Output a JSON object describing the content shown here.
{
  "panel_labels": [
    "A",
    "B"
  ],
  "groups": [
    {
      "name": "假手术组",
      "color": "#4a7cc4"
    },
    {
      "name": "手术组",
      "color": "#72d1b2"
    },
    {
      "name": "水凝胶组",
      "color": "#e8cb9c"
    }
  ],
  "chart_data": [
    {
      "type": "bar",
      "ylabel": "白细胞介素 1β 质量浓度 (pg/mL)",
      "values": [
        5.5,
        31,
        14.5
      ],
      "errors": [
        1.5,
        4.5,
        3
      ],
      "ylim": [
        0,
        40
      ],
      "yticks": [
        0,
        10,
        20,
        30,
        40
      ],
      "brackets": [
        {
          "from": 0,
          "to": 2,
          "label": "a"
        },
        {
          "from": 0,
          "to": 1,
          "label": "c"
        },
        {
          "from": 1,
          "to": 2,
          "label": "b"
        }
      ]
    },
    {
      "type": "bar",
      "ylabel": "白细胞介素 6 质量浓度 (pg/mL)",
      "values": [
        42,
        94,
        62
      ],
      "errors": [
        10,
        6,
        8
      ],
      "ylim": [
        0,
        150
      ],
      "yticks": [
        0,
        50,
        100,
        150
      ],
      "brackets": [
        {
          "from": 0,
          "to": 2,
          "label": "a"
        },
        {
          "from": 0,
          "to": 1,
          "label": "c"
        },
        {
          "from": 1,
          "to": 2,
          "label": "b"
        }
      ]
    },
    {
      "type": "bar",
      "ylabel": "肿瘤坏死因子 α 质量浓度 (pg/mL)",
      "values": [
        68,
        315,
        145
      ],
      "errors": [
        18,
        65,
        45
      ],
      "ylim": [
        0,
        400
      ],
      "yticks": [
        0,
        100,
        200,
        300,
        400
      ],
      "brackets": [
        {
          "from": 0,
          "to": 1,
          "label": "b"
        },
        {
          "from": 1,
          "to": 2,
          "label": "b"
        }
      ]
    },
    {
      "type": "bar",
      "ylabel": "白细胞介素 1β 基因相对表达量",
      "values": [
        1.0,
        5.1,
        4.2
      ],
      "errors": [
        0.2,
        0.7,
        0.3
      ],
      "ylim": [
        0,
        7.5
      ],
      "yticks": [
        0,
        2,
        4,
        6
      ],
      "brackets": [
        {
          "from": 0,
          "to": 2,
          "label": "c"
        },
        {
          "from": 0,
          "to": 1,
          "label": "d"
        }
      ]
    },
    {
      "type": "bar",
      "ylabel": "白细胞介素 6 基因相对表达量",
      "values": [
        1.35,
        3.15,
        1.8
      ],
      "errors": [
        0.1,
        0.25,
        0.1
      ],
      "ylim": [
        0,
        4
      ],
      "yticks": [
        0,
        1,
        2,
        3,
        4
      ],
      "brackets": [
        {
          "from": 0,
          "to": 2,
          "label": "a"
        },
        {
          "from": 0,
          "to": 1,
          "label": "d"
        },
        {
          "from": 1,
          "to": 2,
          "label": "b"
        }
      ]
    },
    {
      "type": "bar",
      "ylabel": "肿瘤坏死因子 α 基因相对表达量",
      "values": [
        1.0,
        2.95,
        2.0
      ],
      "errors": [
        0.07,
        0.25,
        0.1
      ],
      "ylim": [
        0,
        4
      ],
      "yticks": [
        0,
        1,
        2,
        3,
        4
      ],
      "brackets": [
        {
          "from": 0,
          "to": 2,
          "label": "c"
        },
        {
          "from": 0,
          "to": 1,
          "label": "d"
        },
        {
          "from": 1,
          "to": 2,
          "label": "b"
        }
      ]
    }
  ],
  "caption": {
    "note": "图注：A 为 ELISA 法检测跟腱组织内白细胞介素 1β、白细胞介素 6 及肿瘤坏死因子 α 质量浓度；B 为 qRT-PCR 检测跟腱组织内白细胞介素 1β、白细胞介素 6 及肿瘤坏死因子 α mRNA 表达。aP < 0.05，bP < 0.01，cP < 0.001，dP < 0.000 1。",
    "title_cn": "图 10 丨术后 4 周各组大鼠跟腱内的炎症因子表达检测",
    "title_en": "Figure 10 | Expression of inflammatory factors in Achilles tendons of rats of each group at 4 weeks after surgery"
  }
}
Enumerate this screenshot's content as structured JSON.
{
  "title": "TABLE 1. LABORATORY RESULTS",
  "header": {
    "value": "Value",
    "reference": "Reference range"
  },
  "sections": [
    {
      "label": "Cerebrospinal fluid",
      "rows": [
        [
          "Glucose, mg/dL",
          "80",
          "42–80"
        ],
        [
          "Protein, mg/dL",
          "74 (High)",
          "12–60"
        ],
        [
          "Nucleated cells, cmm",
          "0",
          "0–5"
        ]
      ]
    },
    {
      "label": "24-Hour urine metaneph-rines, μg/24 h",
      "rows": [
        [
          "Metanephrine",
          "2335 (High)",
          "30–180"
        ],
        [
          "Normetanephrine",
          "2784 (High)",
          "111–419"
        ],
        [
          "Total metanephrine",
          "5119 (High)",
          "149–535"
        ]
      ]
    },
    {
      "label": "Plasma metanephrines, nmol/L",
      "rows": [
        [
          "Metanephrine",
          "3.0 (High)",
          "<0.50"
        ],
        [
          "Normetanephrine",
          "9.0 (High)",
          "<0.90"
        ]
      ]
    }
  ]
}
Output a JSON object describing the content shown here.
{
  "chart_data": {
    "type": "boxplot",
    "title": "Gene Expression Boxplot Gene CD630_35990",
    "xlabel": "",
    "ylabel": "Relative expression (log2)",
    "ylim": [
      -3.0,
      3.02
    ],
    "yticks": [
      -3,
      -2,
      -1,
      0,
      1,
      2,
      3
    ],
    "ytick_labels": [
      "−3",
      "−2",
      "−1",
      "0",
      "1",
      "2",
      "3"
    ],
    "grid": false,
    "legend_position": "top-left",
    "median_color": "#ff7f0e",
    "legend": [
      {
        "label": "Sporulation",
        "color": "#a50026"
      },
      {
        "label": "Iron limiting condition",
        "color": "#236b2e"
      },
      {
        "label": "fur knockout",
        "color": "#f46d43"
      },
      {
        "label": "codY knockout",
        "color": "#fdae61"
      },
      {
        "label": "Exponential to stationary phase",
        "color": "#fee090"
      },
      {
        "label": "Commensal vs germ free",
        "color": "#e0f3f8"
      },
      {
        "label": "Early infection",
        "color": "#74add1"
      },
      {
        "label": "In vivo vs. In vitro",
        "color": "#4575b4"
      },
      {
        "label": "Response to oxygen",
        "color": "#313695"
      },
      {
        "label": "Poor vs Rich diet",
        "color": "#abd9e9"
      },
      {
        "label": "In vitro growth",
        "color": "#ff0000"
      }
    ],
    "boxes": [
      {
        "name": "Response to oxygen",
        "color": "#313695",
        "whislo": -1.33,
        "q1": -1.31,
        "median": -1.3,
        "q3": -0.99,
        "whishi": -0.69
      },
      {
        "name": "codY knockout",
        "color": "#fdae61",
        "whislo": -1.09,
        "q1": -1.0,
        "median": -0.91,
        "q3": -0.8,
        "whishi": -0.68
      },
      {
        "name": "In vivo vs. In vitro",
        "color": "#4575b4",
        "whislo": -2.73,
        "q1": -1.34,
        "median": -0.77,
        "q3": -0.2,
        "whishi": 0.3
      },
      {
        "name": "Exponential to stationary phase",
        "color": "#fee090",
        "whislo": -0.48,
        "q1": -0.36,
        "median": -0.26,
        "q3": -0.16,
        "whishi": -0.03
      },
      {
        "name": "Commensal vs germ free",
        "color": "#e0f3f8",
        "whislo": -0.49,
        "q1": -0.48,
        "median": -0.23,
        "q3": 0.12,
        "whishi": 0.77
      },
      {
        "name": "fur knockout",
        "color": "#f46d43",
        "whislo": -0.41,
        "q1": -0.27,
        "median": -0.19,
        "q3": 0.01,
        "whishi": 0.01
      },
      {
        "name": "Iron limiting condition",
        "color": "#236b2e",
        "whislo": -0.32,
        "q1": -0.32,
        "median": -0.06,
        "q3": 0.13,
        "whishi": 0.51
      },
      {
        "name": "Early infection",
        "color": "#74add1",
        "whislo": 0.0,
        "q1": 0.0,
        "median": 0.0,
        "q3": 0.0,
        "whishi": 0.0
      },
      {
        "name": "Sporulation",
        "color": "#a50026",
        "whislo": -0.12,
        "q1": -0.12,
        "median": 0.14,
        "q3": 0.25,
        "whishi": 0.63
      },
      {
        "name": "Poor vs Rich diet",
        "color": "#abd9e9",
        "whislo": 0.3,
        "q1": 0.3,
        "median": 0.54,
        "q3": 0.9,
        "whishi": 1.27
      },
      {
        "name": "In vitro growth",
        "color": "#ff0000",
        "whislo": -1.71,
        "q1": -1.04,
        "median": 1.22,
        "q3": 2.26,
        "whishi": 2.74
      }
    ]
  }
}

• [EXERCISE REQUIREMENTS]
Using the records above, gather all lines where the string "质量浓度" is present.

• [RESULT BELOW]
      "ylabel": "白细胞介素 1β 质量浓度 (pg/mL)",
      "ylabel": "白细胞介素 6 质量浓度 (pg/mL)",
      "ylabel": "肿瘤坏死因子 α 质量浓度 (pg/mL)",
    "note": "图注：A 为 ELISA 法检测跟腱组织内白细胞介素 1β、白细胞介素 6 及肿瘤坏死因子 α 质量浓度；B 为 qRT-PCR 检测跟腱组织内白细胞介素 1β、白细胞介素 6 及肿瘤坏死因子 α mRNA 表达。aP < 0.05，bP < 0.01，cP < 0.001，dP < 0.000 1。",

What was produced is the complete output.